### Exercise description
Please retype the records below exactly, leaving out any pictures.

---------- Provided entries ----------

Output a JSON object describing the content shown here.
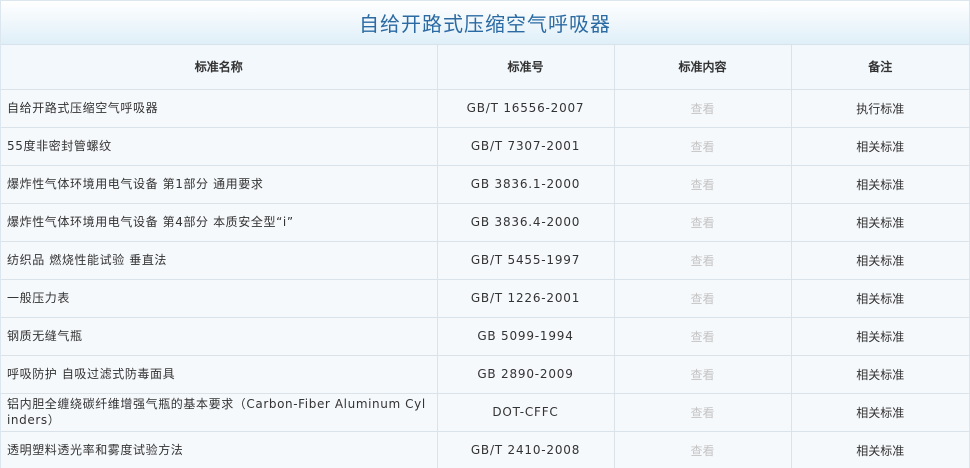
{
  "page_title": "自给开路式压缩空气呼吸器",
  "table": {
    "headers": {
      "name": "标准名称",
      "code": "标准号",
      "content": "标准内容",
      "note": "备注"
    },
    "rows": [
      {
        "name": "自给开路式压缩空气呼吸器",
        "code": "GB/T 16556-2007",
        "view": "查看",
        "note": "执行标准"
      },
      {
        "name": "55度非密封管螺纹",
        "code": "GB/T 7307-2001",
        "view": "查看",
        "note": "相关标准"
      },
      {
        "name": "爆炸性气体环境用电气设备 第1部分 通用要求",
        "code": "GB 3836.1-2000",
        "view": "查看",
        "note": "相关标准"
      },
      {
        "name": "爆炸性气体环境用电气设备 第4部分 本质安全型“i”",
        "code": "GB 3836.4-2000",
        "view": "查看",
        "note": "相关标准"
      },
      {
        "name": "纺织品 燃烧性能试验 垂直法",
        "code": "GB/T 5455-1997",
        "view": "查看",
        "note": "相关标准"
      },
      {
        "name": "一般压力表",
        "code": "GB/T 1226-2001",
        "view": "查看",
        "note": "相关标准"
      },
      {
        "name": "钢质无缝气瓶",
        "code": "GB 5099-1994",
        "view": "查看",
        "note": "相关标准"
      },
      {
        "name": "呼吸防护 自吸过滤式防毒面具",
        "code": "GB 2890-2009",
        "view": "查看",
        "note": "相关标准"
      },
      {
        "name": "铝内胆全缠绕碳纤维增强气瓶的基本要求（Carbon-Fiber Aluminum Cylinders）",
        "code": "DOT-CFFC",
        "view": "查看",
        "note": "相关标准"
      },
      {
        "name": "透明塑料透光率和雾度试验方法",
        "code": "GB/T 2410-2008",
        "view": "查看",
        "note": "相关标准"
      }
    ]
  }
}
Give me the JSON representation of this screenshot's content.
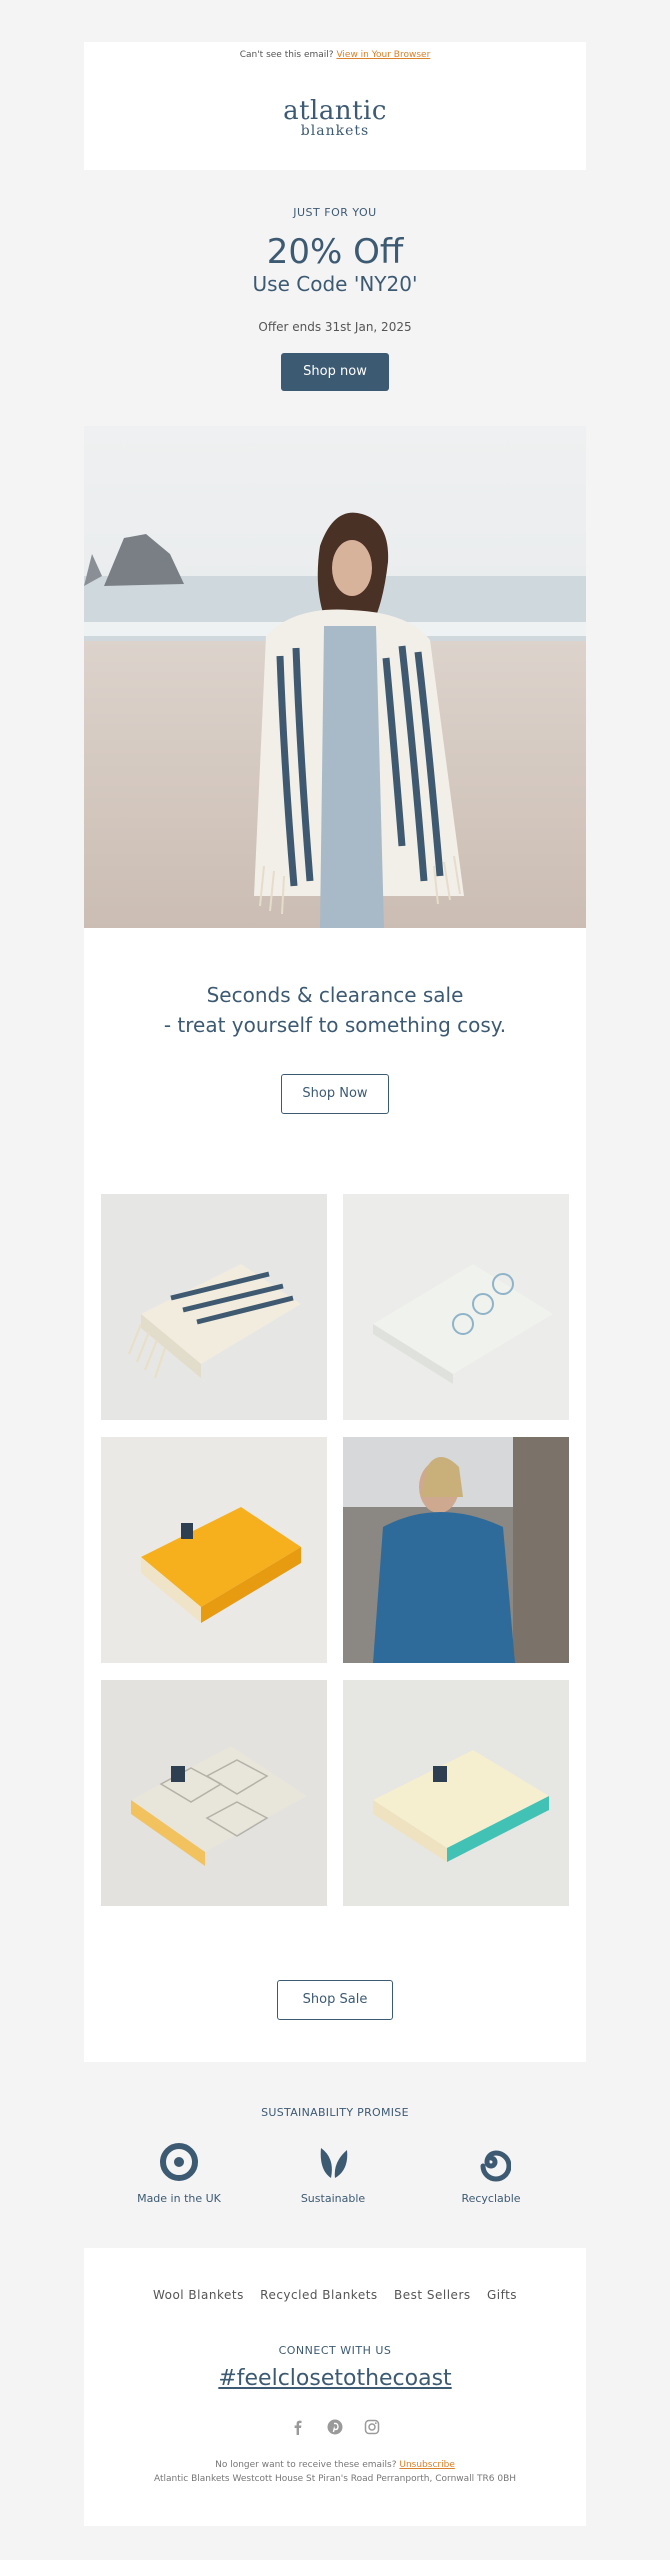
{
  "preheader": {
    "text": "Can't see this email?",
    "link": "View in Your Browser"
  },
  "logo": {
    "line1": "atlantic",
    "line2": "blankets"
  },
  "promo": {
    "eyebrow": "JUST FOR YOU",
    "headline": "20% Off",
    "code": "Use Code 'NY20'",
    "ends": "Offer ends 31st Jan, 2025",
    "button": "Shop now"
  },
  "sale": {
    "title_line1": "Seconds & clearance sale",
    "title_line2": "- treat yourself to something cosy.",
    "button": "Shop Now",
    "bottom_button": "Shop Sale"
  },
  "sustainability": {
    "title": "SUSTAINABILITY PROMISE",
    "items": [
      {
        "label": "Made in the UK",
        "icon": "target-icon"
      },
      {
        "label": "Sustainable",
        "icon": "leaf-icon"
      },
      {
        "label": "Recyclable",
        "icon": "spiral-icon"
      }
    ]
  },
  "footer": {
    "nav": [
      "Wool Blankets",
      "Recycled Blankets",
      "Best Sellers",
      "Gifts"
    ],
    "connect": "CONNECT WITH US",
    "hashtag": "#feelclosetothecoast",
    "social": [
      "facebook-icon",
      "pinterest-icon",
      "instagram-icon"
    ],
    "unsubscribe_text": "No longer want to receive these emails?",
    "unsubscribe_link": "Unsubscribe",
    "address": "Atlantic Blankets Westcott House St Piran's Road Perranporth, Cornwall TR6 0BH"
  },
  "colors": {
    "brand": "#3d5a73",
    "link": "#d9822b",
    "background": "#f4f4f4"
  }
}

----------

### Expected answer
Output a JSON object describing the content shown here.
{
  "page_title": "自给开路式压缩空气呼吸器",
  "table": {
    "headers": {
      "name": "标准名称",
      "code": "标准号",
      "content": "标准内容",
      "note": "备注"
    },
    "rows": [
      {
        "name": "自给开路式压缩空气呼吸器",
        "code": "GB/T 16556-2007",
        "view": "查看",
        "note": "执行标准"
      },
      {
        "name": "55度非密封管螺纹",
        "code": "GB/T 7307-2001",
        "view": "查看",
        "note": "相关标准"
      },
      {
        "name": "爆炸性气体环境用电气设备 第1部分 通用要求",
        "code": "GB 3836.1-2000",
        "view": "查看",
        "note": "相关标准"
      },
      {
        "name": "爆炸性气体环境用电气设备 第4部分 本质安全型“i”",
        "code": "GB 3836.4-2000",
        "view": "查看",
        "note": "相关标准"
      },
      {
        "name": "纺织品 燃烧性能试验 垂直法",
        "code": "GB/T 5455-1997",
        "view": "查看",
        "note": "相关标准"
      },
      {
        "name": "一般压力表",
        "code": "GB/T 1226-2001",
        "view": "查看",
        "note": "相关标准"
      },
      {
        "name": "钢质无缝气瓶",
        "code": "GB 5099-1994",
        "view": "查看",
        "note": "相关标准"
      },
      {
        "name": "呼吸防护 自吸过滤式防毒面具",
        "code": "GB 2890-2009",
        "view": "查看",
        "note": "相关标准"
      },
      {
        "name": "铝内胆全缠绕碳纤维增强气瓶的基本要求（Carbon-Fiber Aluminum Cylinders）",
        "code": "DOT-CFFC",
        "view": "查看",
        "note": "相关标准"
      },
      {
        "name": "透明塑料透光率和雾度试验方法",
        "code": "GB/T 2410-2008",
        "view": "查看",
        "note": "相关标准"
      }
    ]
  }
}
Give me the JSON representation of this screenshot's content.
{
  "preheader": {
    "text": "Can't see this email?",
    "link": "View in Your Browser"
  },
  "logo": {
    "line1": "atlantic",
    "line2": "blankets"
  },
  "promo": {
    "eyebrow": "JUST FOR YOU",
    "headline": "20% Off",
    "code": "Use Code 'NY20'",
    "ends": "Offer ends 31st Jan, 2025",
    "button": "Shop now"
  },
  "sale": {
    "title_line1": "Seconds & clearance sale",
    "title_line2": "- treat yourself to something cosy.",
    "button": "Shop Now",
    "bottom_button": "Shop Sale"
  },
  "sustainability": {
    "title": "SUSTAINABILITY PROMISE",
    "items": [
      {
        "label": "Made in the UK",
        "icon": "target-icon"
      },
      {
        "label": "Sustainable",
        "icon": "leaf-icon"
      },
      {
        "label": "Recyclable",
        "icon": "spiral-icon"
      }
    ]
  },
  "footer": {
    "nav": [
      "Wool Blankets",
      "Recycled Blankets",
      "Best Sellers",
      "Gifts"
    ],
    "connect": "CONNECT WITH US",
    "hashtag": "#feelclosetothecoast",
    "social": [
      "facebook-icon",
      "pinterest-icon",
      "instagram-icon"
    ],
    "unsubscribe_text": "No longer want to receive these emails?",
    "unsubscribe_link": "Unsubscribe",
    "address": "Atlantic Blankets Westcott House St Piran's Road Perranporth, Cornwall TR6 0BH"
  },
  "colors": {
    "brand": "#3d5a73",
    "link": "#d9822b",
    "background": "#f4f4f4"
  }
}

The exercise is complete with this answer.